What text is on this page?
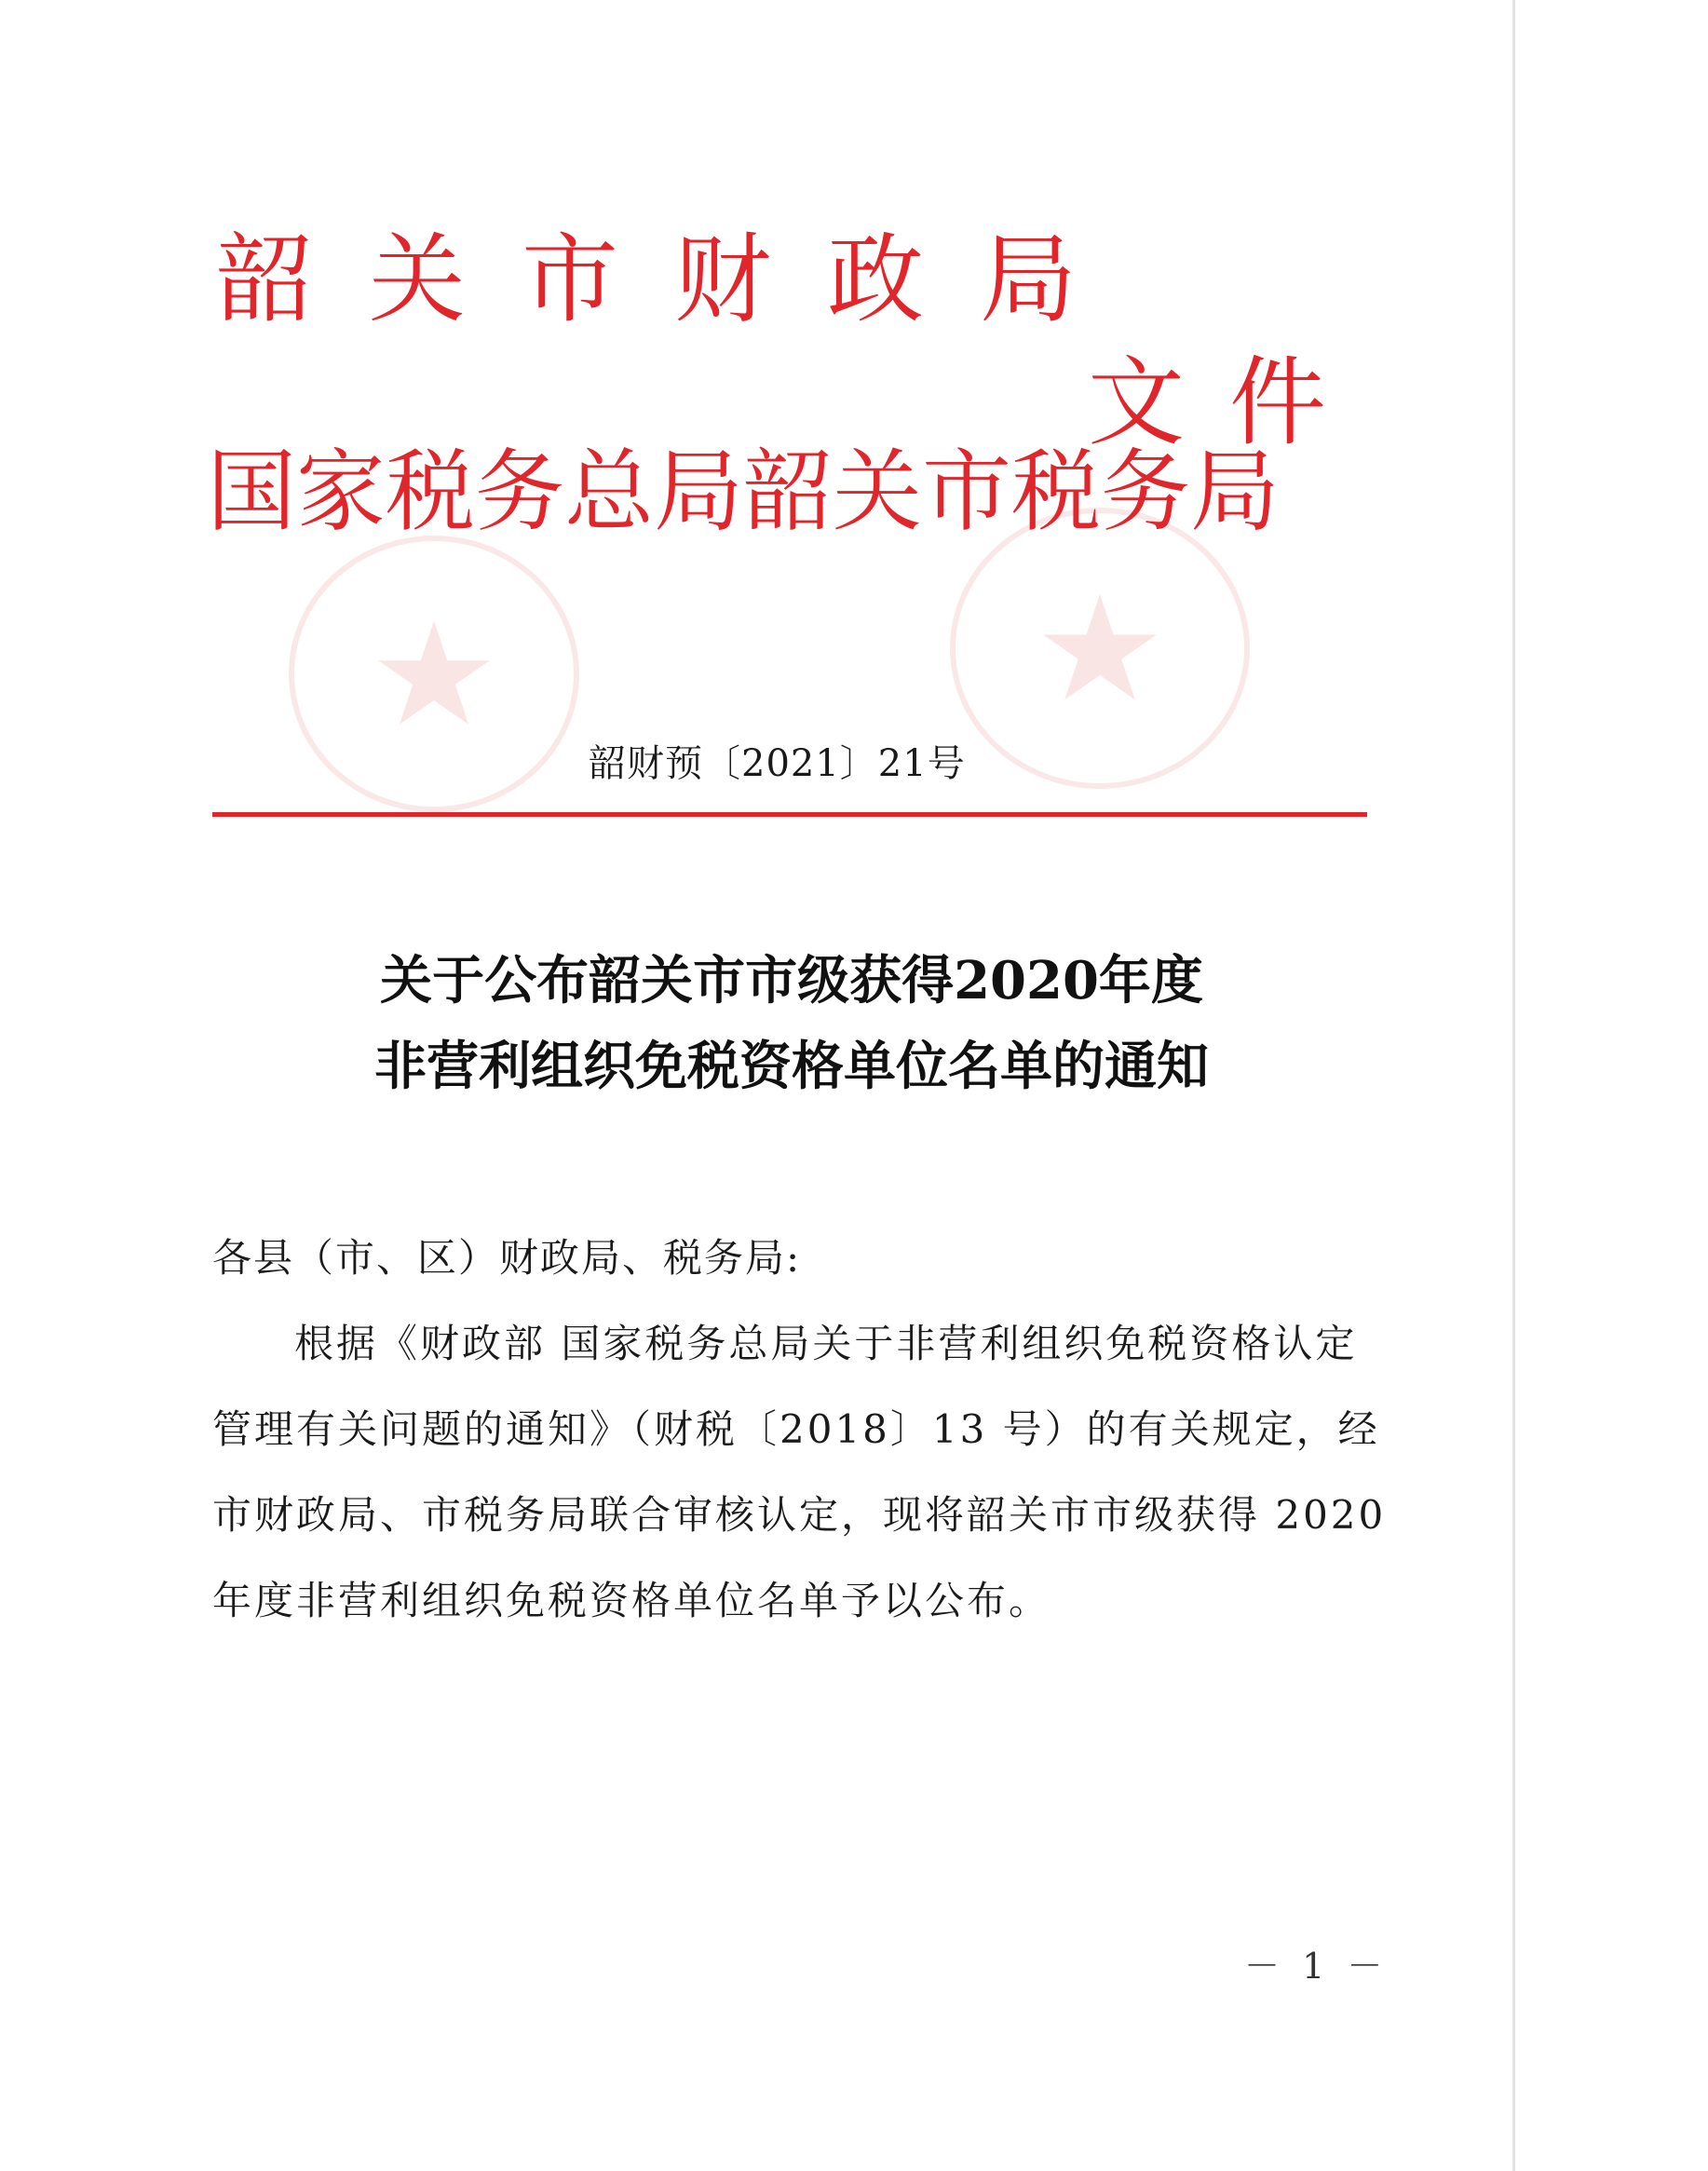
韶关市财政局
文件
国家税务总局韶关市税务局
韶财预〔2021〕21号
关于公布韶关市市级获得2020年度
非营利组织免税资格单位名单的通知
各县（市、区）财政局、税务局:
根据《财政部 国家税务总局关于非营利组织免税资格认定
管理有关问题的通知》（财税〔2018〕13 号）的有关规定，经
市财政局、市税务局联合审核认定，现将韶关市市级获得 2020
年度非营利组织免税资格单位名单予以公布。
－ 1 －
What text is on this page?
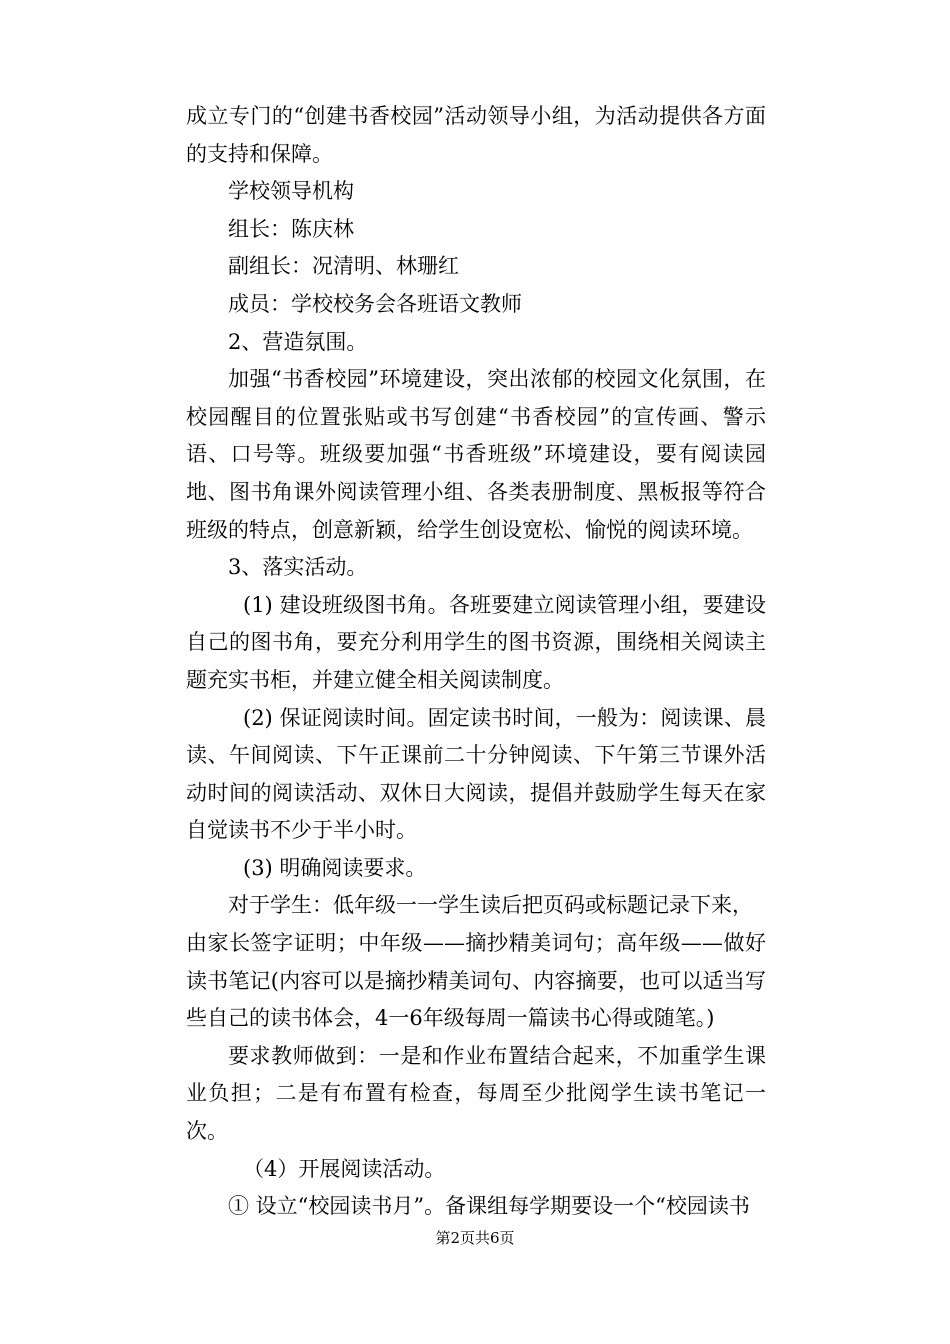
成立专门的“创建书香校园”活动领导小组，为活动提供各方面的支持和保障。

学校领导机构

组长：陈庆林

副组长：况清明、林珊红

成员：学校校务会各班语文教师

2、营造氛围。

加强“书香校园”环境建设，突出浓郁的校园文化氛围，在校园醒目的位置张贴或书写创建“书香校园”的宣传画、警示语、口号等。班级要加强“书香班级”环境建设，要有阅读园地、图书角课外阅读管理小组、各类表册制度、黑板报等符合班级的特点，创意新颖，给学生创设宽松、愉悦的阅读环境。

3、落实活动。

(1) 建设班级图书角。各班要建立阅读管理小组，要建设自己的图书角，要充分利用学生的图书资源，围绕相关阅读主题充实书柜，并建立健全相关阅读制度。

(2) 保证阅读时间。固定读书时间，一般为：阅读课、晨读、午间阅读、下午正课前二十分钟阅读、下午第三节课外活动时间的阅读活动、双休日大阅读，提倡并鼓励学生每天在家自觉读书不少于半小时。

(3) 明确阅读要求。

对于学生：低年级一一学生读后把页码或标题记录下来，

由家长签字证明；中年级——摘抄精美词句；高年级——做好读书笔记(内容可以是摘抄精美词句、内容摘要，也可以适当写些自己的读书体会，4一6年级每周一篇读书心得或随笔。)

要求教师做到：一是和作业布置结合起来，不加重学生课业负担；二是有布置有检查，每周至少批阅学生读书笔记一次。

（4）开展阅读活动。

① 设立“校园读书月”。备课组每学期要设一个“校园读书

第2页共6页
=====
GOAL:
Print every entry above again without changing a word, and omit the pictures.

RESPONSE FOR THIS EXERCISE:
What text is on this page?
韶关市财政局
文件
国家税务总局韶关市税务局
韶财预〔2021〕21号
关于公布韶关市市级获得2020年度
非营利组织免税资格单位名单的通知
各县（市、区）财政局、税务局:
根据《财政部 国家税务总局关于非营利组织免税资格认定
管理有关问题的通知》（财税〔2018〕13 号）的有关规定，经
市财政局、市税务局联合审核认定，现将韶关市市级获得 2020
年度非营利组织免税资格单位名单予以公布。
－ 1 －
What text is on this page?
成立专门的“创建书香校园”活动领导小组，为活动提供各方面的支持和保障。

学校领导机构

组长：陈庆林

副组长：况清明、林珊红

成员：学校校务会各班语文教师

2、营造氛围。

加强“书香校园”环境建设，突出浓郁的校园文化氛围，在校园醒目的位置张贴或书写创建“书香校园”的宣传画、警示语、口号等。班级要加强“书香班级”环境建设，要有阅读园地、图书角课外阅读管理小组、各类表册制度、黑板报等符合班级的特点，创意新颖，给学生创设宽松、愉悦的阅读环境。

3、落实活动。

(1) 建设班级图书角。各班要建立阅读管理小组，要建设自己的图书角，要充分利用学生的图书资源，围绕相关阅读主题充实书柜，并建立健全相关阅读制度。

(2) 保证阅读时间。固定读书时间，一般为：阅读课、晨读、午间阅读、下午正课前二十分钟阅读、下午第三节课外活动时间的阅读活动、双休日大阅读，提倡并鼓励学生每天在家自觉读书不少于半小时。

(3) 明确阅读要求。

对于学生：低年级一一学生读后把页码或标题记录下来，

由家长签字证明；中年级——摘抄精美词句；高年级——做好读书笔记(内容可以是摘抄精美词句、内容摘要，也可以适当写些自己的读书体会，4一6年级每周一篇读书心得或随笔。)

要求教师做到：一是和作业布置结合起来，不加重学生课业负担；二是有布置有检查，每周至少批阅学生读书笔记一次。

（4）开展阅读活动。

① 设立“校园读书月”。备课组每学期要设一个“校园读书

第2页共6页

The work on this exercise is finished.